-- Opening Marker --
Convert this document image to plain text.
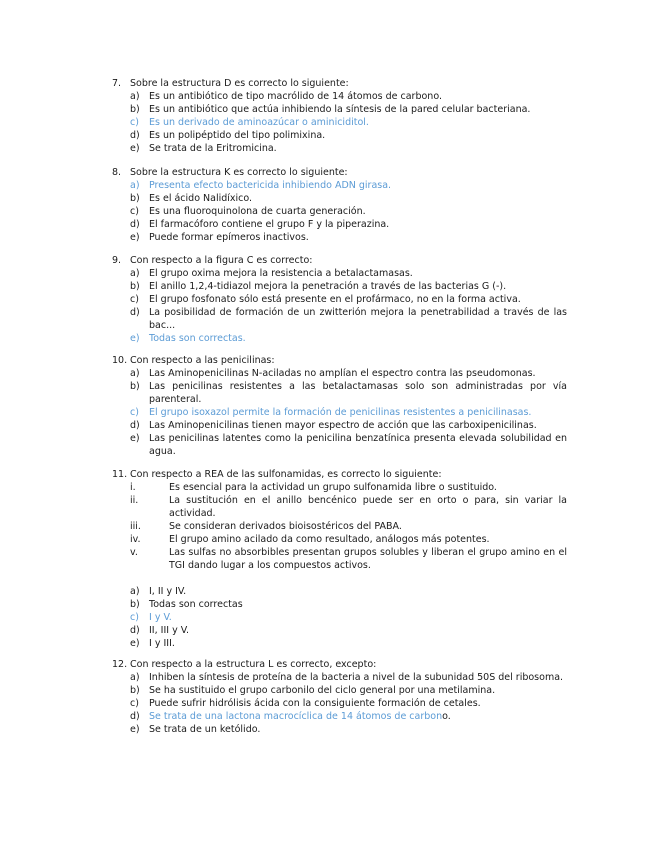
7. Sobre la estructura D es correcto lo siguiente:
a) Es un antibiótico de tipo macrólido de 14 átomos de carbono.
b) Es un antibiótico que actúa inhibiendo la síntesis de la pared celular bacteriana.
c)	Es un derivado de aminoazúcar o aminiciditol.
d) Es un polipéptido del tipo polimixina.
e) Se trata de la Eritromicina.
8. Sobre la estructura K es correcto lo siguiente:
a) Presenta efecto bactericida inhibiendo ADN girasa.
b) Es el ácido Nalidíxico.
c)	Es una fluoroquinolona de cuarta generación.
d) El farmacóforo contiene el grupo F y la piperazina.
e) Puede formar epímeros inactivos.
9. Con respecto a la figura C es correcto:
a) El grupo oxima mejora la resistencia a betalactamasas.
b) El anillo 1,2,4-tidiazol mejora la penetración a través de las bacterias G (-).
c)	El grupo fosfonato sólo está presente en el profármaco, no en la forma activa.
d) La posibilidad de formación de un zwitterión mejora la penetrabilidad a través de las bac...
e) Todas son correctas.
10. Con respecto a las penicilinas:
a) Las Aminopenicilinas N-aciladas no amplían el espectro contra las pseudomonas.
b) Las penicilinas resistentes a las betalactamasas solo son administradas por vía parenteral.
c)	El grupo isoxazol permite la formación de penicilinas resistentes a penicilinasas.
d) Las Aminopenicilinas tienen mayor espectro de acción que las carboxipenicilinas.
e) Las penicilinas latentes como la penicilina benzatínica presenta elevada solubilidad en agua.
11. Con respecto a REA de las sulfonamidas, es correcto lo siguiente:
i.	Es esencial para la actividad un grupo sulfonamida libre o sustituido.
ii.	La sustitución en el anillo bencénico puede ser en orto o para, sin variar la actividad.
iii.	Se consideran derivados bioisostéricos del PABA.
iv.	El grupo amino acilado da como resultado, análogos más potentes.
v.	Las sulfas no absorbibles presentan grupos solubles y liberan el grupo amino en el TGI dando lugar a los compuestos activos.
a) I, II y IV.
b) Todas son correctas
c)	I y V.
d) II, III y V.
e) I y III.
12. Con respecto a la estructura L es correcto, excepto:
a) Inhiben la síntesis de proteína de la bacteria a nivel de la subunidad 50S del ribosoma.
b) Se ha sustituido el grupo carbonilo del ciclo general por una metilamina.
c)	Puede sufrir hidrólisis ácida con la consiguiente formación de cetales.
d) Se trata de una lactona macrocíclica de 14 átomos de carbono.
e) Se trata de un ketólido.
-- Closing Marker --
● TASK:
In the listing above, count each line that holds the word "tipo" and report the number alone.

● RESPONSE BELOW:
2